Recorded data:
___

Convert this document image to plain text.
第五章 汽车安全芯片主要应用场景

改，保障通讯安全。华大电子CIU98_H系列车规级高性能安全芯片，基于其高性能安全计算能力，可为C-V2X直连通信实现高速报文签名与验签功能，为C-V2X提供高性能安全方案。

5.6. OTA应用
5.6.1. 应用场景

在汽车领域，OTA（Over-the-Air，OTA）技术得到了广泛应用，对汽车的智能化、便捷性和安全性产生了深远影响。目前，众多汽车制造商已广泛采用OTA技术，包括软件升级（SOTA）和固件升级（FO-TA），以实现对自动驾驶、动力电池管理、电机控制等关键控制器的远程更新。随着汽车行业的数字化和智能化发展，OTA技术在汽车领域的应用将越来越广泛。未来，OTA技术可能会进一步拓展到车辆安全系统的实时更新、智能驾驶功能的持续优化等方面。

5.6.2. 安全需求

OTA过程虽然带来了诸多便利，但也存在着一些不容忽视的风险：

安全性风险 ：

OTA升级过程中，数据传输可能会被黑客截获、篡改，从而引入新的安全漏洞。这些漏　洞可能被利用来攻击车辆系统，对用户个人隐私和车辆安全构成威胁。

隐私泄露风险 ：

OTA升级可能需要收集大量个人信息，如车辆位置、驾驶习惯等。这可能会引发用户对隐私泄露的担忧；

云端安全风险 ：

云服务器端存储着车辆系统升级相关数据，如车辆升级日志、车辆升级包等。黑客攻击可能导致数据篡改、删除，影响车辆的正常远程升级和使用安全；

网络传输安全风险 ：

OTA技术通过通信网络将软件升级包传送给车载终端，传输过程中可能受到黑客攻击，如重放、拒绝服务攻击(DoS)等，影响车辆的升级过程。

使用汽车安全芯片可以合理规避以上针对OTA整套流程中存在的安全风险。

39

___

Every record above should be copied exactly.

Convert this document image to plain text.
第五章 汽车安全芯片主要应用场景

改，保障通讯安全。华大电子CIU98_H系列车规级高性能安全芯片，基于其高性能安全计算能力，可为C-V2X直连通信实现高速报文签名与验签功能，为C-V2X提供高性能安全方案。

5.6. OTA应用
5.6.1. 应用场景

在汽车领域，OTA（Over-the-Air，OTA）技术得到了广泛应用，对汽车的智能化、便捷性和安全性产生了深远影响。目前，众多汽车制造商已广泛采用OTA技术，包括软件升级（SOTA）和固件升级（FO-TA），以实现对自动驾驶、动力电池管理、电机控制等关键控制器的远程更新。随着汽车行业的数字化和智能化发展，OTA技术在汽车领域的应用将越来越广泛。未来，OTA技术可能会进一步拓展到车辆安全系统的实时更新、智能驾驶功能的持续优化等方面。

5.6.2. 安全需求

OTA过程虽然带来了诸多便利，但也存在着一些不容忽视的风险：

安全性风险 ：

OTA升级过程中，数据传输可能会被黑客截获、篡改，从而引入新的安全漏洞。这些漏　洞可能被利用来攻击车辆系统，对用户个人隐私和车辆安全构成威胁。

隐私泄露风险 ：

OTA升级可能需要收集大量个人信息，如车辆位置、驾驶习惯等。这可能会引发用户对隐私泄露的担忧；

云端安全风险 ：

云服务器端存储着车辆系统升级相关数据，如车辆升级日志、车辆升级包等。黑客攻击可能导致数据篡改、删除，影响车辆的正常远程升级和使用安全；

网络传输安全风险 ：

OTA技术通过通信网络将软件升级包传送给车载终端，传输过程中可能受到黑客攻击，如重放、拒绝服务攻击(DoS)等，影响车辆的升级过程。

使用汽车安全芯片可以合理规避以上针对OTA整套流程中存在的安全风险。

39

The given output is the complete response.